→ **WHAT IS NEEDED**
Go through the entries below and count the lines holding the word "Battery". Reply with only the number, please.

(Rows from a figure dataset)

────────

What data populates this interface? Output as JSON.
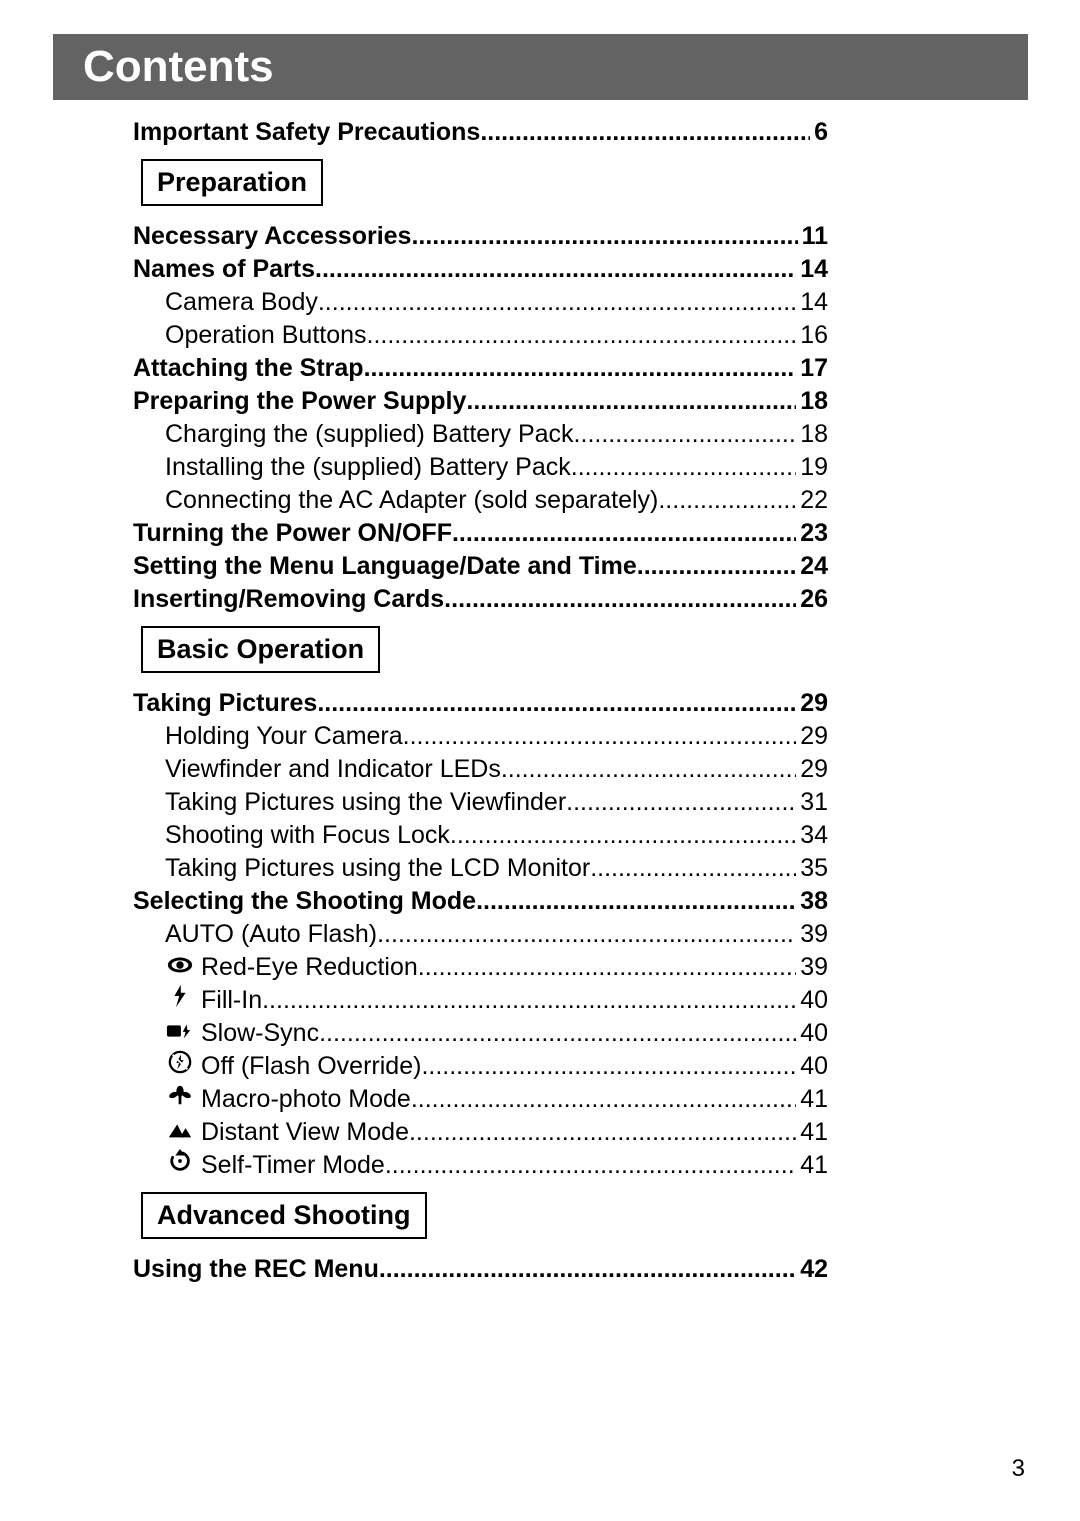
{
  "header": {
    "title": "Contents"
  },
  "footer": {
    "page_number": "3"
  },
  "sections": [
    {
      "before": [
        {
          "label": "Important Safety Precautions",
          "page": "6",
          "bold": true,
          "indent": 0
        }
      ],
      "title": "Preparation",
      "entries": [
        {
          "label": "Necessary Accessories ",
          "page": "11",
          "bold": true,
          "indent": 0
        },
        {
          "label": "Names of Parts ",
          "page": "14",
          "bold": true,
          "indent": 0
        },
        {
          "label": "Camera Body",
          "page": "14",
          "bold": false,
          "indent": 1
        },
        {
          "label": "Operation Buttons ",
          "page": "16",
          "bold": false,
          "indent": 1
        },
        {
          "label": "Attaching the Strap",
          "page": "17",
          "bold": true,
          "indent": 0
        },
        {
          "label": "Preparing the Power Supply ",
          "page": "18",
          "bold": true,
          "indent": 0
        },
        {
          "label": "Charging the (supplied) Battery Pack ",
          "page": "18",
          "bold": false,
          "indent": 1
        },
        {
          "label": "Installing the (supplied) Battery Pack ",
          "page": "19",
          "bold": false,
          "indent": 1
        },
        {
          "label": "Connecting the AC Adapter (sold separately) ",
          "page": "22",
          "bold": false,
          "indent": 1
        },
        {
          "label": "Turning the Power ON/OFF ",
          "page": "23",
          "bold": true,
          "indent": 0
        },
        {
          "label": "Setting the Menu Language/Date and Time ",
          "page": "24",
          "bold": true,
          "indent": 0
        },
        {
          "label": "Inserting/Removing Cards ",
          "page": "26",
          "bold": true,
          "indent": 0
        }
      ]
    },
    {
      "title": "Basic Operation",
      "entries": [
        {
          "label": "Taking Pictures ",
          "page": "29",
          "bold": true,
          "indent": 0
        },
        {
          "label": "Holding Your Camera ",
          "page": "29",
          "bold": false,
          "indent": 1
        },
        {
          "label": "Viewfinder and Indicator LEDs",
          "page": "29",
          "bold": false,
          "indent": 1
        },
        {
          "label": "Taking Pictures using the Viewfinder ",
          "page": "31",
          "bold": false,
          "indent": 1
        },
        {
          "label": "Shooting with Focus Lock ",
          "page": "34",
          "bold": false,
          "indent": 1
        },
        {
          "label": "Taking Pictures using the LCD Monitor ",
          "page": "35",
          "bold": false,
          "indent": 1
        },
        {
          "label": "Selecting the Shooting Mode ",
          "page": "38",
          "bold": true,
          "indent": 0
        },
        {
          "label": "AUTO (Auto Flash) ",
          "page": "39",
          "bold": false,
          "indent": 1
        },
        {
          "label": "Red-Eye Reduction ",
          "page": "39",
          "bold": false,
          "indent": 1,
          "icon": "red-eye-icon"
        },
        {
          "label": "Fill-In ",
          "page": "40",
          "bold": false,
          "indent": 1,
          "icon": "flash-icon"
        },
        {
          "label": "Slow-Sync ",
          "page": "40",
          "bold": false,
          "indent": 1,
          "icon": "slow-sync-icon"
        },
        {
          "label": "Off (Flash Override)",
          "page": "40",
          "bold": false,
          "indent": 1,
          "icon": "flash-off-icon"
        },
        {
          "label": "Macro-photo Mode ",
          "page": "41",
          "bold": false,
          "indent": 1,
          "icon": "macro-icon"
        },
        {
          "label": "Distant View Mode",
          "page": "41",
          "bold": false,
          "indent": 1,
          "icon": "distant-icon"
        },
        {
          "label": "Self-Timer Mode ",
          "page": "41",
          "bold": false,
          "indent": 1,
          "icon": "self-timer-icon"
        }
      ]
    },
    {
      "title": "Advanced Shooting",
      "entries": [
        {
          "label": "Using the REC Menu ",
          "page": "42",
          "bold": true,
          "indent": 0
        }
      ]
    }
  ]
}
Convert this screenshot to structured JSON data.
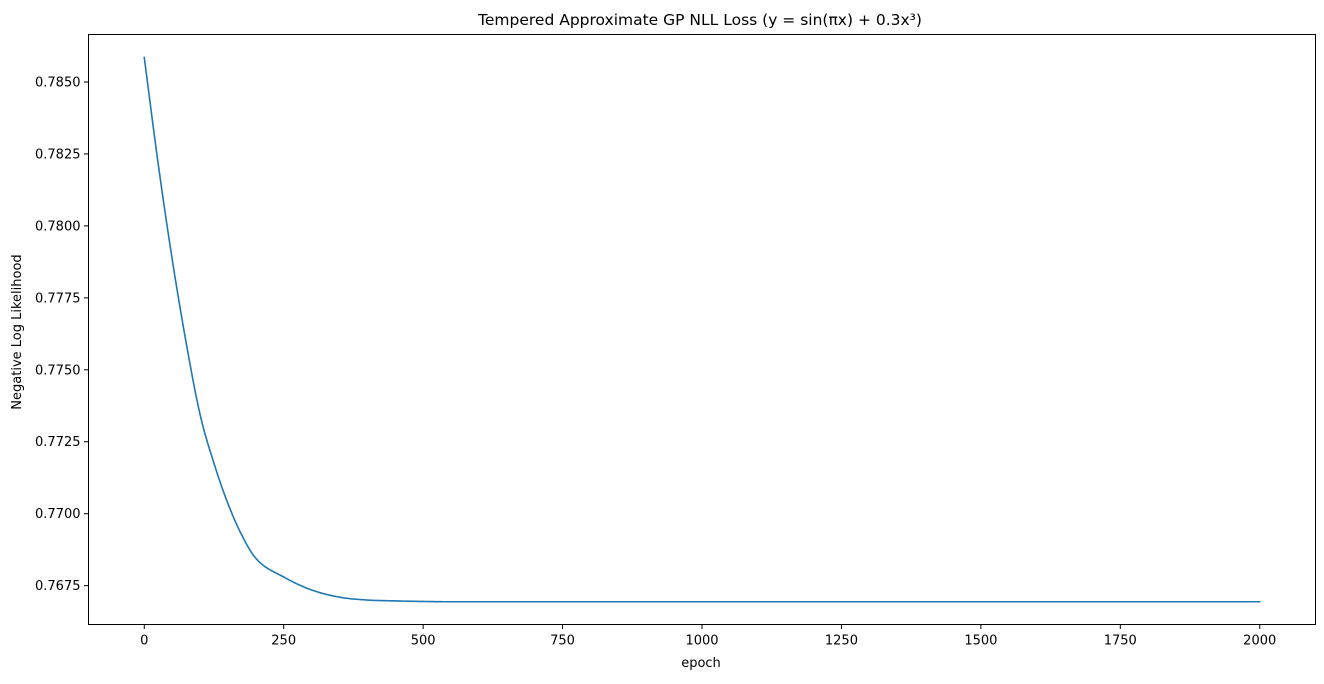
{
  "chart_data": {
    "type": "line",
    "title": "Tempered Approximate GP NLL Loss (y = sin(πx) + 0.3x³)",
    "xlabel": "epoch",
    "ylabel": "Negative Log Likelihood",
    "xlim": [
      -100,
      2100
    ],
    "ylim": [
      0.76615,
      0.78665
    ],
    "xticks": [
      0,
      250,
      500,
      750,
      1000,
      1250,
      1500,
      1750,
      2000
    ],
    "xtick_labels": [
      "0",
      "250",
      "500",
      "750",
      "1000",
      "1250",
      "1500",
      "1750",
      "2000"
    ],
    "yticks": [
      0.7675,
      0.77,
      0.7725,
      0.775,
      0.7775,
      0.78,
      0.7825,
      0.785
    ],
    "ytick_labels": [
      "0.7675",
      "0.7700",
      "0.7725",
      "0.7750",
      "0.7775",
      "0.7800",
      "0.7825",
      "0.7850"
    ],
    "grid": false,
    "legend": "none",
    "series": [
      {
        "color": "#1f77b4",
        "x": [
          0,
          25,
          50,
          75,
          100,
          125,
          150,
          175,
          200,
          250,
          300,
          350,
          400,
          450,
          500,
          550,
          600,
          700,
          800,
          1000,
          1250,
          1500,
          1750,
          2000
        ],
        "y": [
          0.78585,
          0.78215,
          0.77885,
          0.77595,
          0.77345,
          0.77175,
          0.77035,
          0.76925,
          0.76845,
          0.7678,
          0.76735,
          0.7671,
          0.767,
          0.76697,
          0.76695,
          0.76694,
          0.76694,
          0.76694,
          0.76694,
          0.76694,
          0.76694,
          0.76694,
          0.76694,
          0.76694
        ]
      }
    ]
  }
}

────────

→ **ANSWER IN FULL**
2